→ WHAT YOU ARE ASKED TO DO
Substitute "Time Spent" for every occurrence of "Hours Spent" in the items below, leaving everything else unchanged. Omit the pictures from your answer.

[Layout coordinate data]
(begin)

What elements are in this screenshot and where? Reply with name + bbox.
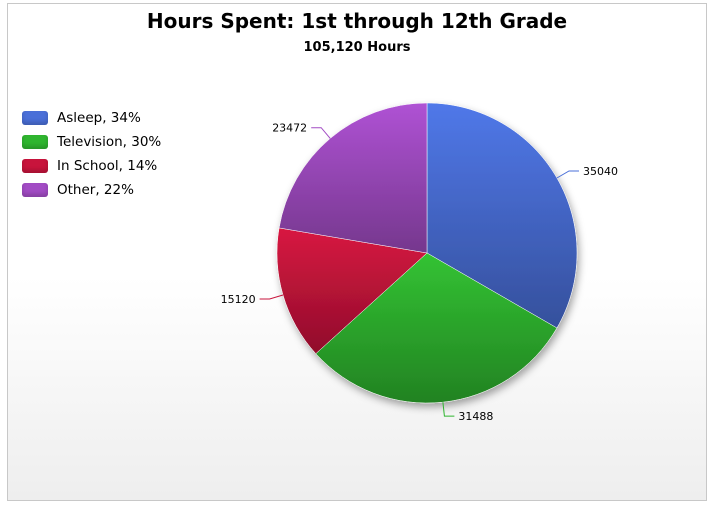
data-label-television: 31488 bbox=[458, 410, 493, 423]
chart-subtitle: 105,120 Hours bbox=[303, 40, 411, 55]
legend-swatch-other bbox=[22, 183, 48, 197]
chart-title: Hours Spent: 1st through 12th Grade bbox=[146, 9, 568, 33]
legend-item-in-school: In School, 14% bbox=[22, 154, 161, 178]
pie-slice-in-school bbox=[276, 227, 428, 355]
pie-slice-other bbox=[278, 102, 428, 254]
legend-label-asleep: Asleep, 34% bbox=[57, 110, 141, 126]
pie-slice-asleep bbox=[426, 102, 578, 329]
leader-line-other bbox=[311, 127, 331, 139]
data-label-other: 23472 bbox=[272, 122, 307, 135]
chart-frame: Hours Spent: 1st through 12th Grade 105,… bbox=[7, 3, 707, 501]
legend-label-television: Television, 30% bbox=[57, 134, 162, 150]
leader-line-in-school bbox=[259, 294, 284, 300]
leader-line-television bbox=[442, 402, 455, 417]
pie-slice-television bbox=[315, 252, 558, 404]
legend-item-asleep: Asleep, 34% bbox=[22, 106, 161, 130]
data-label-in-school: 15120 bbox=[221, 293, 256, 306]
legend-label-in-school: In School, 14% bbox=[57, 158, 158, 174]
leader-line-asleep bbox=[556, 170, 579, 179]
pie-slices bbox=[276, 102, 578, 404]
legend-swatch-television bbox=[22, 135, 48, 149]
legend-item-other: Other, 22% bbox=[22, 178, 161, 202]
pie-data-labels: 35040 31488 15120 23472 bbox=[221, 122, 618, 423]
legend-swatch-in-school bbox=[22, 159, 48, 173]
legend-swatch-asleep bbox=[22, 111, 48, 125]
legend-label-other: Other, 22% bbox=[57, 182, 134, 198]
chart-legend: Asleep, 34% Television, 30% In School, 1… bbox=[22, 106, 161, 202]
data-label-asleep: 35040 bbox=[583, 165, 618, 178]
legend-item-television: Television, 30% bbox=[22, 130, 161, 154]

(end)

→ SOLVED EXERCISE
What elements are in this screenshot and where? Reply with name + bbox.
data-label-television: 31488 bbox=[458, 410, 493, 423]
chart-subtitle: 105,120 Hours bbox=[303, 40, 411, 55]
legend-swatch-other bbox=[22, 183, 48, 197]
chart-title: Time Spent: 1st through 12th Grade bbox=[146, 9, 568, 33]
legend-item-in-school: In School, 14% bbox=[22, 154, 161, 178]
pie-slice-in-school bbox=[276, 227, 428, 355]
pie-slice-other bbox=[278, 102, 428, 254]
legend-label-asleep: Asleep, 34% bbox=[57, 110, 141, 126]
pie-slice-asleep bbox=[426, 102, 578, 329]
leader-line-other bbox=[311, 127, 331, 139]
data-label-other: 23472 bbox=[272, 122, 307, 135]
chart-frame: Time Spent: 1st through 12th Grade 105,… bbox=[7, 3, 707, 501]
legend-label-television: Television, 30% bbox=[57, 134, 162, 150]
leader-line-in-school bbox=[259, 294, 284, 300]
leader-line-television bbox=[442, 402, 455, 417]
pie-slice-television bbox=[315, 252, 558, 404]
legend-item-asleep: Asleep, 34% bbox=[22, 106, 161, 130]
data-label-in-school: 15120 bbox=[221, 293, 256, 306]
legend-label-in-school: In School, 14% bbox=[57, 158, 158, 174]
leader-line-asleep bbox=[556, 170, 579, 179]
pie-slices bbox=[276, 102, 578, 404]
legend-swatch-television bbox=[22, 135, 48, 149]
legend-item-other: Other, 22% bbox=[22, 178, 161, 202]
pie-data-labels: 35040 31488 15120 23472 bbox=[221, 122, 618, 423]
legend-swatch-in-school bbox=[22, 159, 48, 173]
legend-swatch-asleep bbox=[22, 111, 48, 125]
legend-label-other: Other, 22% bbox=[57, 182, 134, 198]
chart-legend: Asleep, 34% Television, 30% In School, 1… bbox=[22, 106, 161, 202]
data-label-asleep: 35040 bbox=[583, 165, 618, 178]
legend-item-television: Television, 30% bbox=[22, 130, 161, 154]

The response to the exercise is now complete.